The exercise: Output all records precisely as written.

Dataset excerpts:
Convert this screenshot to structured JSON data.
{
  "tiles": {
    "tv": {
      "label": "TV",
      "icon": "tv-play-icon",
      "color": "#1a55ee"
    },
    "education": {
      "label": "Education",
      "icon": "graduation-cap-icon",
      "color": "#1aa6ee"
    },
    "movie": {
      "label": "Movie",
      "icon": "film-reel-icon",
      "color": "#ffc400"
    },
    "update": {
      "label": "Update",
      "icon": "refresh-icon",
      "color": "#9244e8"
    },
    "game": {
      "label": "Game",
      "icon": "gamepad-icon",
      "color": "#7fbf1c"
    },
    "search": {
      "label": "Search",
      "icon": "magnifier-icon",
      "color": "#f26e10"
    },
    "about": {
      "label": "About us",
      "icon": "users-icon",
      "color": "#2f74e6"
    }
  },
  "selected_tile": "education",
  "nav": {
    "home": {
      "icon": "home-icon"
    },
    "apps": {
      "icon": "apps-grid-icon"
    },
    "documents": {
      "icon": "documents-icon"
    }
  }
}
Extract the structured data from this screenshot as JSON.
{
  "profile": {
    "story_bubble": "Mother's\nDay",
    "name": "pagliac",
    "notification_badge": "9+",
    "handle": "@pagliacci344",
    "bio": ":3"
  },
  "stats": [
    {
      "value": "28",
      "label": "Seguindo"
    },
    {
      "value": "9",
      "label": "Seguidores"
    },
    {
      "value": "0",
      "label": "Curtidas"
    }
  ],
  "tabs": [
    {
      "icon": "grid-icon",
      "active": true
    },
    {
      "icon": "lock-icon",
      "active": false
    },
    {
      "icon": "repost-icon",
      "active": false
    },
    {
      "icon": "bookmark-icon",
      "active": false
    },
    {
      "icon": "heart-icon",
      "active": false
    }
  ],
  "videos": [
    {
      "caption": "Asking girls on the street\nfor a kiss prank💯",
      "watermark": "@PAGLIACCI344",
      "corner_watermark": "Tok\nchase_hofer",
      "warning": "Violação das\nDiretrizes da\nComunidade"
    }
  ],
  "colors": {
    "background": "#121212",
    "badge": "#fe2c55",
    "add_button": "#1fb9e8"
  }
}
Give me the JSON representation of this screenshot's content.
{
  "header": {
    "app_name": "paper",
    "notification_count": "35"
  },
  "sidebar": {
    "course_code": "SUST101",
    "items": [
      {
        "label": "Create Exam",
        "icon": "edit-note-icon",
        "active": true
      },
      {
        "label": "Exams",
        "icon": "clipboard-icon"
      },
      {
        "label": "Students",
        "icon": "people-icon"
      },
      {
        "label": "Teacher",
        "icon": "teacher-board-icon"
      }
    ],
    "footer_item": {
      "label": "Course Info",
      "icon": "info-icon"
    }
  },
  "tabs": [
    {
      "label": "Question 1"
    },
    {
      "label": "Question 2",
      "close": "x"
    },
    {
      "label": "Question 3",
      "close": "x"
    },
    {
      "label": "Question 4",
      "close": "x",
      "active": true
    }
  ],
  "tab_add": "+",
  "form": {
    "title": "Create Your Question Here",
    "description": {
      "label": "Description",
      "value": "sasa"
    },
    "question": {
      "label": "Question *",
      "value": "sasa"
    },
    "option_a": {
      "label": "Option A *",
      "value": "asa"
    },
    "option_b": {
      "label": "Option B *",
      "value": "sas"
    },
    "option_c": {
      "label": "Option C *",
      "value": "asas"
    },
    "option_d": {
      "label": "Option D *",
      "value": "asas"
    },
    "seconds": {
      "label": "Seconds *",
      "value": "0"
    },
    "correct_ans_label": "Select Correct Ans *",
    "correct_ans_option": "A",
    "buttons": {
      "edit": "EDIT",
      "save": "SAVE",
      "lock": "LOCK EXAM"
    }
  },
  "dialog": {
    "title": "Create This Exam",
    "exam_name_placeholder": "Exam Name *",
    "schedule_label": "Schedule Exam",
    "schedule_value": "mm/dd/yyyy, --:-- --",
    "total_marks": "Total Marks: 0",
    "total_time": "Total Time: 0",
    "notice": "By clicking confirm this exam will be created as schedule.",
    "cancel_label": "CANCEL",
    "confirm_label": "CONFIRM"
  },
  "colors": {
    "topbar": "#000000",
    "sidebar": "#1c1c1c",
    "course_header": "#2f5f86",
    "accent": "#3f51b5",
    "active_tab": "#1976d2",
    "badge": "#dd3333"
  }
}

Complete output:
Convert this screenshot to structured JSON data.
{
  "tiles": {
    "tv": {
      "label": "TV",
      "icon": "tv-play-icon",
      "color": "#1a55ee"
    },
    "education": {
      "label": "Education",
      "icon": "graduation-cap-icon",
      "color": "#1aa6ee"
    },
    "movie": {
      "label": "Movie",
      "icon": "film-reel-icon",
      "color": "#ffc400"
    },
    "update": {
      "label": "Update",
      "icon": "refresh-icon",
      "color": "#9244e8"
    },
    "game": {
      "label": "Game",
      "icon": "gamepad-icon",
      "color": "#7fbf1c"
    },
    "search": {
      "label": "Search",
      "icon": "magnifier-icon",
      "color": "#f26e10"
    },
    "about": {
      "label": "About us",
      "icon": "users-icon",
      "color": "#2f74e6"
    }
  },
  "selected_tile": "education",
  "nav": {
    "home": {
      "icon": "home-icon"
    },
    "apps": {
      "icon": "apps-grid-icon"
    },
    "documents": {
      "icon": "documents-icon"
    }
  }
}
Extract the structured data from this screenshot as JSON.
{
  "profile": {
    "story_bubble": "Mother's\nDay",
    "name": "pagliac",
    "notification_badge": "9+",
    "handle": "@pagliacci344",
    "bio": ":3"
  },
  "stats": [
    {
      "value": "28",
      "label": "Seguindo"
    },
    {
      "value": "9",
      "label": "Seguidores"
    },
    {
      "value": "0",
      "label": "Curtidas"
    }
  ],
  "tabs": [
    {
      "icon": "grid-icon",
      "active": true
    },
    {
      "icon": "lock-icon",
      "active": false
    },
    {
      "icon": "repost-icon",
      "active": false
    },
    {
      "icon": "bookmark-icon",
      "active": false
    },
    {
      "icon": "heart-icon",
      "active": false
    }
  ],
  "videos": [
    {
      "caption": "Asking girls on the street\nfor a kiss prank💯",
      "watermark": "@PAGLIACCI344",
      "corner_watermark": "Tok\nchase_hofer",
      "warning": "Violação das\nDiretrizes da\nComunidade"
    }
  ],
  "colors": {
    "background": "#121212",
    "badge": "#fe2c55",
    "add_button": "#1fb9e8"
  }
}
Give me the JSON representation of this screenshot's content.
{
  "header": {
    "app_name": "paper",
    "notification_count": "35"
  },
  "sidebar": {
    "course_code": "SUST101",
    "items": [
      {
        "label": "Create Exam",
        "icon": "edit-note-icon",
        "active": true
      },
      {
        "label": "Exams",
        "icon": "clipboard-icon"
      },
      {
        "label": "Students",
        "icon": "people-icon"
      },
      {
        "label": "Teacher",
        "icon": "teacher-board-icon"
      }
    ],
    "footer_item": {
      "label": "Course Info",
      "icon": "info-icon"
    }
  },
  "tabs": [
    {
      "label": "Question 1"
    },
    {
      "label": "Question 2",
      "close": "x"
    },
    {
      "label": "Question 3",
      "close": "x"
    },
    {
      "label": "Question 4",
      "close": "x",
      "active": true
    }
  ],
  "tab_add": "+",
  "form": {
    "title": "Create Your Question Here",
    "description": {
      "label": "Description",
      "value": "sasa"
    },
    "question": {
      "label": "Question *",
      "value": "sasa"
    },
    "option_a": {
      "label": "Option A *",
      "value": "asa"
    },
    "option_b": {
      "label": "Option B *",
      "value": "sas"
    },
    "option_c": {
      "label": "Option C *",
      "value": "asas"
    },
    "option_d": {
      "label": "Option D *",
      "value": "asas"
    },
    "seconds": {
      "label": "Seconds *",
      "value": "0"
    },
    "correct_ans_label": "Select Correct Ans *",
    "correct_ans_option": "A",
    "buttons": {
      "edit": "EDIT",
      "save": "SAVE",
      "lock": "LOCK EXAM"
    }
  },
  "dialog": {
    "title": "Create This Exam",
    "exam_name_placeholder": "Exam Name *",
    "schedule_label": "Schedule Exam",
    "schedule_value": "mm/dd/yyyy, --:-- --",
    "total_marks": "Total Marks: 0",
    "total_time": "Total Time: 0",
    "notice": "By clicking confirm this exam will be created as schedule.",
    "cancel_label": "CANCEL",
    "confirm_label": "CONFIRM"
  },
  "colors": {
    "topbar": "#000000",
    "sidebar": "#1c1c1c",
    "course_header": "#2f5f86",
    "accent": "#3f51b5",
    "active_tab": "#1976d2",
    "badge": "#dd3333"
  }
}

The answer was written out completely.